Begin

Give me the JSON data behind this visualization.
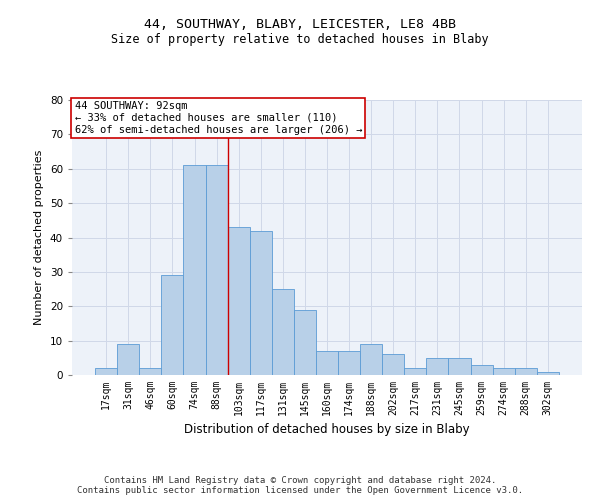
{
  "title1": "44, SOUTHWAY, BLABY, LEICESTER, LE8 4BB",
  "title2": "Size of property relative to detached houses in Blaby",
  "xlabel": "Distribution of detached houses by size in Blaby",
  "ylabel": "Number of detached properties",
  "bar_labels": [
    "17sqm",
    "31sqm",
    "46sqm",
    "60sqm",
    "74sqm",
    "88sqm",
    "103sqm",
    "117sqm",
    "131sqm",
    "145sqm",
    "160sqm",
    "174sqm",
    "188sqm",
    "202sqm",
    "217sqm",
    "231sqm",
    "245sqm",
    "259sqm",
    "274sqm",
    "288sqm",
    "302sqm"
  ],
  "bar_heights": [
    2,
    9,
    2,
    29,
    61,
    61,
    43,
    42,
    25,
    19,
    7,
    7,
    9,
    6,
    2,
    5,
    5,
    3,
    2,
    2,
    1
  ],
  "bar_color": "#b8d0e8",
  "bar_edge_color": "#5b9bd5",
  "bar_edge_width": 0.6,
  "red_line_x": 5.5,
  "red_line_color": "#cc0000",
  "annotation_text": "44 SOUTHWAY: 92sqm\n← 33% of detached houses are smaller (110)\n62% of semi-detached houses are larger (206) →",
  "annotation_box_color": "#ffffff",
  "annotation_box_edge_color": "#cc0000",
  "annotation_fontsize": 7.5,
  "ylim": [
    0,
    80
  ],
  "yticks": [
    0,
    10,
    20,
    30,
    40,
    50,
    60,
    70,
    80
  ],
  "grid_color": "#d0d8e8",
  "background_color": "#edf2f9",
  "footer_text": "Contains HM Land Registry data © Crown copyright and database right 2024.\nContains public sector information licensed under the Open Government Licence v3.0.",
  "title1_fontsize": 9.5,
  "title2_fontsize": 8.5,
  "xlabel_fontsize": 8.5,
  "ylabel_fontsize": 8,
  "tick_fontsize": 7,
  "ytick_fontsize": 7.5,
  "footer_fontsize": 6.5
}
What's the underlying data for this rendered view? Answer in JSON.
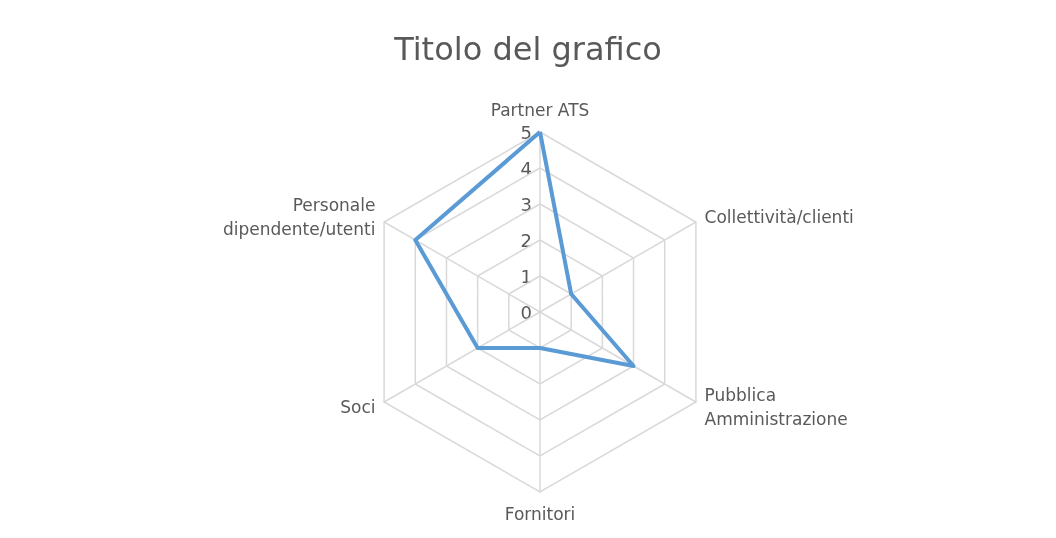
{
  "chart_data": {
    "type": "radar",
    "title": "Titolo del grafico",
    "categories": [
      "Partner ATS",
      "Collettività/clienti",
      "Pubblica\nAmministrazione",
      "Fornitori",
      "Soci",
      "Personale\ndipendente/utenti"
    ],
    "series": [
      {
        "color": "#5b9bd5",
        "values": [
          5,
          1,
          3,
          1,
          2,
          4
        ]
      }
    ],
    "ylim": [
      0,
      5
    ],
    "yticks": [
      0,
      1,
      2,
      3,
      4,
      5
    ],
    "grid": true,
    "marker": "none",
    "line_style": "solid"
  }
}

End

Work to do => Restate word for word only the lines from the one with "What's the underlying" through the last line of the material, both included. Any picture should be left out.

Task result =>
What's the underlying data for this rendered view? Answer in JSON.
{
  "chart_data": {
    "type": "radar",
    "title": "Titolo del grafico",
    "categories": [
      "Partner ATS",
      "Collettività/clienti",
      "Pubblica\nAmministrazione",
      "Fornitori",
      "Soci",
      "Personale\ndipendente/utenti"
    ],
    "series": [
      {
        "color": "#5b9bd5",
        "values": [
          5,
          1,
          3,
          1,
          2,
          4
        ]
      }
    ],
    "ylim": [
      0,
      5
    ],
    "yticks": [
      0,
      1,
      2,
      3,
      4,
      5
    ],
    "grid": true,
    "marker": "none",
    "line_style": "solid"
  }
}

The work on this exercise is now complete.